* _EXERCISE DETAILS_
Only a number is wanted: how many lines in these records contain the word "What"?

(Data items)
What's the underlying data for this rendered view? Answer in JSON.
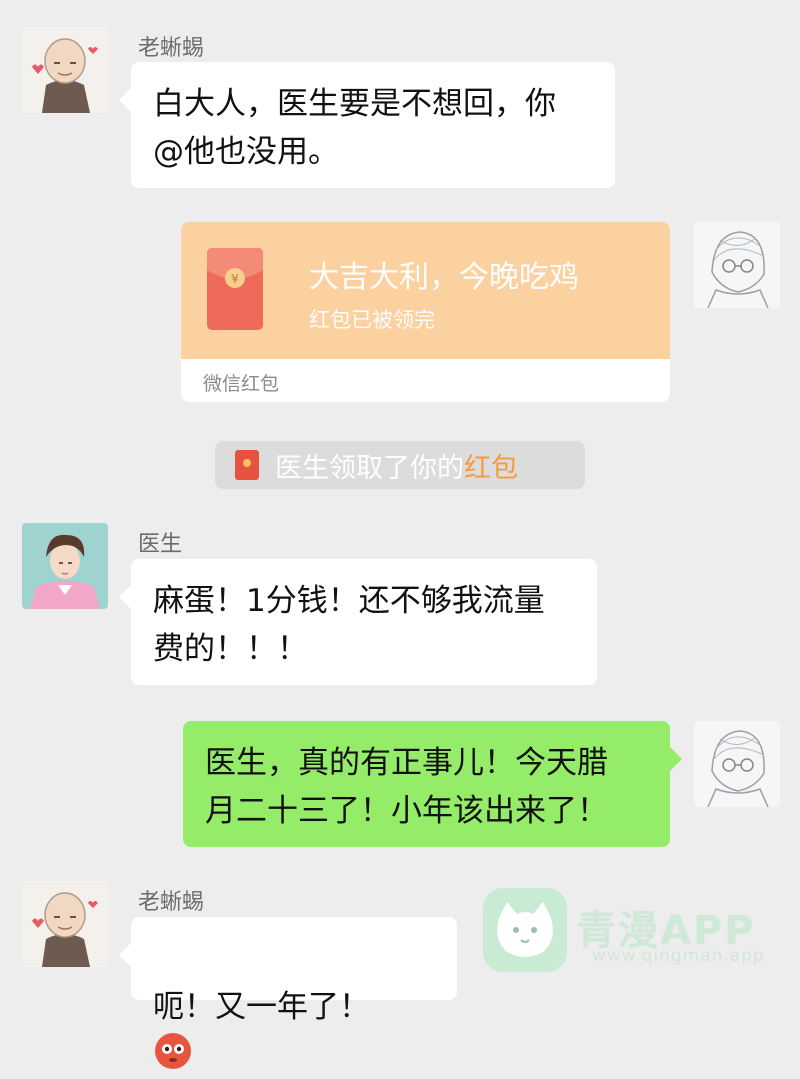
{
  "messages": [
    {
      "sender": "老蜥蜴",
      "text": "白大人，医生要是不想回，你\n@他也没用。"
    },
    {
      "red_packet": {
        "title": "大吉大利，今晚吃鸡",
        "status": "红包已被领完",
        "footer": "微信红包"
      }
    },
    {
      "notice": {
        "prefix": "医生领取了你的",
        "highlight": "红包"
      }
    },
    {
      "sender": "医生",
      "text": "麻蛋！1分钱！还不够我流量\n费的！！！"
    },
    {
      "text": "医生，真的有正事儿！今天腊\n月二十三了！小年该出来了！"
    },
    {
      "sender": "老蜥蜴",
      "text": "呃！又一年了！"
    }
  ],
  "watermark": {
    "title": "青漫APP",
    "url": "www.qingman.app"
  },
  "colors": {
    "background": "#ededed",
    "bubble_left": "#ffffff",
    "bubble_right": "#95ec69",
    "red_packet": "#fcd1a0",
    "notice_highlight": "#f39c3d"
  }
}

==

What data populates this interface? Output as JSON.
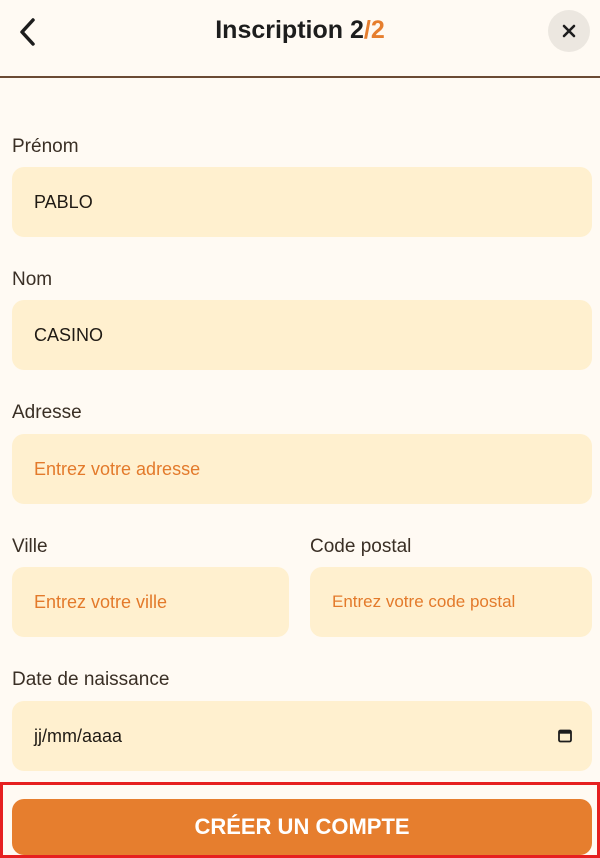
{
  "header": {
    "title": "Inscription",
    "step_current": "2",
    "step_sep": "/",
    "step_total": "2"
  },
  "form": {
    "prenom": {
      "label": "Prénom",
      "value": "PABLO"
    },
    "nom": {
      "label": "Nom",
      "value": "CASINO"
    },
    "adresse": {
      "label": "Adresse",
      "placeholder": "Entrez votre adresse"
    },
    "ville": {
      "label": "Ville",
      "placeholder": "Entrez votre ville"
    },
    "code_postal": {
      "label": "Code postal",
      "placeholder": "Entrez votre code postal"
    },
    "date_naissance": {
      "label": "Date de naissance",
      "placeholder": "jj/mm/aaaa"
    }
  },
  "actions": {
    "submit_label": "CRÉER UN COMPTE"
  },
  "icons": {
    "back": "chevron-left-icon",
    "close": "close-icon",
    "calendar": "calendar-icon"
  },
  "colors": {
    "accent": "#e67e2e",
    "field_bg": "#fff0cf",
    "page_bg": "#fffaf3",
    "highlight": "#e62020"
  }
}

--

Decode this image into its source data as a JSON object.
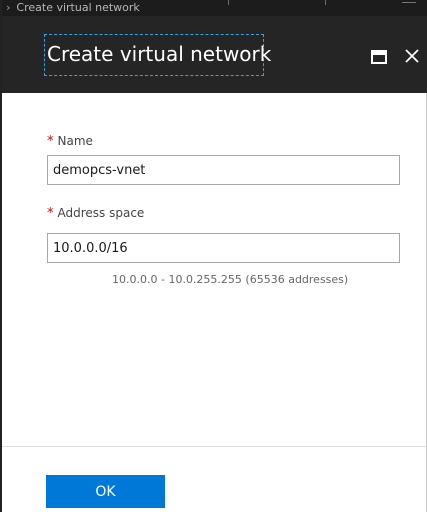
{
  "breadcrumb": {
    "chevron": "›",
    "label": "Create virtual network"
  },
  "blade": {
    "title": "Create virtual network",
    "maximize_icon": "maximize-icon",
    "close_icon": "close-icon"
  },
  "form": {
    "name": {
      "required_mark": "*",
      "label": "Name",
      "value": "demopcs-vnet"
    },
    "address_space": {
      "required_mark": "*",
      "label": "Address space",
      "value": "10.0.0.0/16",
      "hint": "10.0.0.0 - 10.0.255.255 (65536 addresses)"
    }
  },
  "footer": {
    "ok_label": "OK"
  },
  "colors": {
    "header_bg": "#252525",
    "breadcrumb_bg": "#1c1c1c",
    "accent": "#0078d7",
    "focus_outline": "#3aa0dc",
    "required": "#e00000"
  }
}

* _OUTPUT BELOW_
2